:: Exercise aim ::
Copy verbatim the data lines running from the line with "- x-tick-label: 2500.0: [650, 813, 665, 857]" to the line with "- bar-pe: [708, 379, 721, 532]", including both of those lines.

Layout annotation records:

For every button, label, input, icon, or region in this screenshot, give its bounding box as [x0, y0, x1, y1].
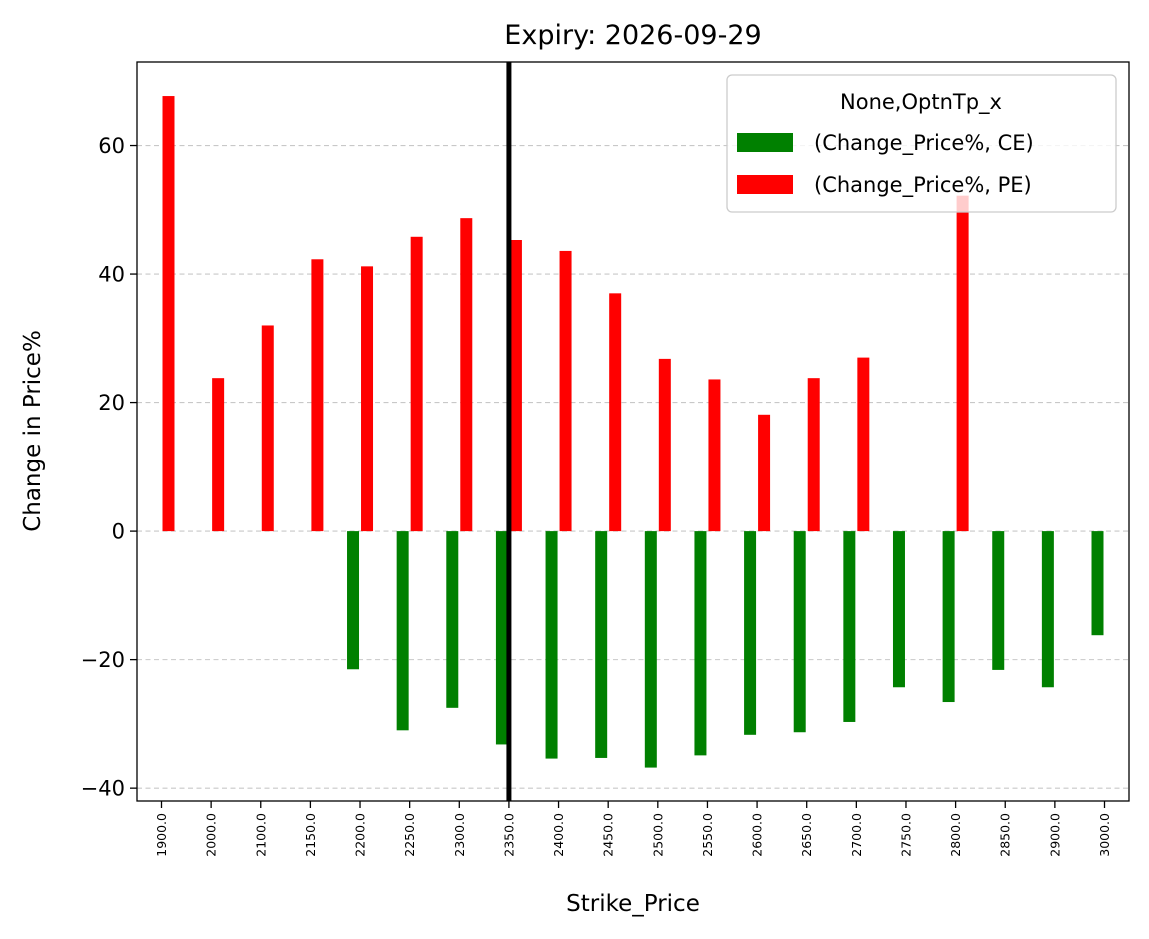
- x-tick-label: 2500.0: [650, 813, 665, 857]
- bar-pe: [758, 414, 771, 532]
- bar-ce: [744, 531, 757, 735]
- x-tick-label: 2600.0: [750, 813, 765, 857]
- bar-pe: [658, 358, 671, 532]
- bar-pe: [261, 325, 274, 532]
- bar-pe: [609, 293, 622, 532]
- plot-frame: [136, 61, 1130, 802]
- bar-pe: [410, 236, 423, 532]
- legend-swatch-pe: [737, 175, 793, 194]
- y-tick-label: −40: [81, 777, 125, 801]
- chart-title: Expiry: 2026-09-29: [504, 20, 761, 51]
- x-tick-label: 1900.0: [154, 813, 169, 857]
- bar-ce: [595, 531, 608, 758]
- x-tick-label: 2750.0: [898, 813, 913, 857]
- y-axis-ticks: −40 −20 0 20 40 60: [81, 134, 137, 801]
- x-tick-label: 2400.0: [551, 813, 566, 857]
- x-tick-label: 2700.0: [849, 813, 864, 857]
- legend-swatch-ce: [737, 133, 793, 152]
- x-tick-label: 2450.0: [601, 813, 616, 857]
- x-tick-label: 2100.0: [253, 813, 268, 857]
- bar-pe: [361, 266, 374, 532]
- bar-pe: [460, 218, 473, 532]
- y-tick-label: 60: [98, 134, 125, 158]
- x-axis-ticks: 1900.0 2000.0 2100.0 2150.0 2200.0 2250.0 2300…: [154, 801, 1112, 857]
- bar-ce: [1041, 531, 1054, 688]
- gridlines: [137, 144, 1129, 789]
- x-tick-label: 3000.0: [1097, 813, 1112, 857]
- legend-title: None,OptnTp_x: [840, 90, 1002, 115]
- y-tick-label: 40: [98, 263, 125, 287]
- bar-pe: [311, 259, 324, 532]
- x-tick-label: 2350.0: [501, 813, 516, 857]
- legend-label-pe: (Change_Price%, PE): [814, 173, 1032, 198]
- bar-ce: [396, 531, 409, 731]
- x-tick-label: 2550.0: [700, 813, 715, 857]
- bar-pe: [956, 195, 969, 532]
- bar-pe: [509, 240, 522, 532]
- bar-pe: [708, 379, 721, 532]
- bar-pe: [212, 378, 225, 532]
- x-axis-label: Strike_Price: [566, 891, 700, 917]
- bar-ce: [694, 531, 707, 756]
- y-axis-label: Change in Price%: [20, 330, 46, 532]
- bar-ce: [644, 531, 657, 768]
- bar-pe: [807, 378, 820, 532]
- bar-pe: [559, 250, 572, 532]
- legend-label-ce: (Change_Price%, CE): [814, 131, 1034, 156]
- legend-box: [726, 74, 1117, 213]
- x-tick-label: 2800.0: [948, 813, 963, 857]
- x-tick-label: 2850.0: [998, 813, 1013, 857]
- y-tick-label: 0: [112, 520, 125, 544]
- bar-ce: [545, 531, 558, 759]
- bar-ce: [992, 531, 1005, 670]
- x-tick-label: 2200.0: [353, 813, 368, 857]
- bar-pe: [162, 96, 175, 532]
- bar-ce: [843, 531, 856, 722]
- bar-ce: [495, 531, 508, 745]
- x-tick-label: 2900.0: [1047, 813, 1062, 857]
- bar-ce: [1091, 531, 1104, 636]
- bars: [162, 96, 1104, 768]
- x-tick-label: 2300.0: [452, 813, 467, 857]
- x-tick-label: 2650.0: [799, 813, 814, 857]
- bar-pe: [857, 357, 870, 532]
- bar-ce: [347, 531, 360, 670]
- y-tick-label: −20: [81, 648, 125, 672]
- x-tick-label: 2150.0: [303, 813, 318, 857]
- x-tick-label: 2250.0: [402, 813, 417, 857]
- y-tick-label: 20: [98, 391, 125, 415]
- bar-ce: [892, 531, 905, 688]
- bar-ce: [793, 531, 806, 733]
- legend: None,OptnTp_x (Change_Price%, CE) (Chang…: [726, 74, 1117, 213]
- bar-ce: [942, 531, 955, 703]
- x-tick-label: 2000.0: [204, 813, 219, 857]
- bar-ce: [446, 531, 459, 708]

:: Answer ::
- x-tick-label: 2500.0: [650, 813, 665, 857]
- bar-pe: [758, 414, 771, 532]
- bar-ce: [744, 531, 757, 735]
- x-tick-label: 2600.0: [750, 813, 765, 857]
- bar-pe: [658, 358, 671, 532]
- bar-pe: [261, 325, 274, 532]
- bar-pe: [609, 293, 622, 532]
- plot-frame: [136, 61, 1130, 802]
- bar-pe: [410, 236, 423, 532]
- legend-swatch-pe: [737, 175, 793, 194]
- y-tick-label: −40: [81, 777, 125, 801]
- chart-title: Expiry: 2026-09-29: [504, 20, 761, 51]
- x-tick-label: 1900.0: [154, 813, 169, 857]
- bar-ce: [595, 531, 608, 758]
- x-tick-label: 2750.0: [898, 813, 913, 857]
- y-axis-ticks: −40 −20 0 20 40 60: [81, 134, 137, 801]
- x-tick-label: 2400.0: [551, 813, 566, 857]
- x-tick-label: 2700.0: [849, 813, 864, 857]
- legend-swatch-ce: [737, 133, 793, 152]
- x-tick-label: 2450.0: [601, 813, 616, 857]
- x-tick-label: 2100.0: [253, 813, 268, 857]
- bar-pe: [361, 266, 374, 532]
- bar-pe: [460, 218, 473, 532]
- y-tick-label: 60: [98, 134, 125, 158]
- x-axis-ticks: 1900.0 2000.0 2100.0 2150.0 2200.0 2250.0 2300…: [154, 801, 1112, 857]
- bar-ce: [1041, 531, 1054, 688]
- gridlines: [137, 144, 1129, 789]
- x-tick-label: 3000.0: [1097, 813, 1112, 857]
- legend-title: None,OptnTp_x: [840, 90, 1002, 115]
- y-tick-label: 40: [98, 263, 125, 287]
- bar-pe: [311, 259, 324, 532]
- x-tick-label: 2350.0: [501, 813, 516, 857]
- legend-label-pe: (Change_Price%, PE): [814, 173, 1032, 198]
- bar-ce: [396, 531, 409, 731]
- x-tick-label: 2550.0: [700, 813, 715, 857]
- bar-pe: [956, 195, 969, 532]
- bar-pe: [509, 240, 522, 532]
- bar-pe: [708, 379, 721, 532]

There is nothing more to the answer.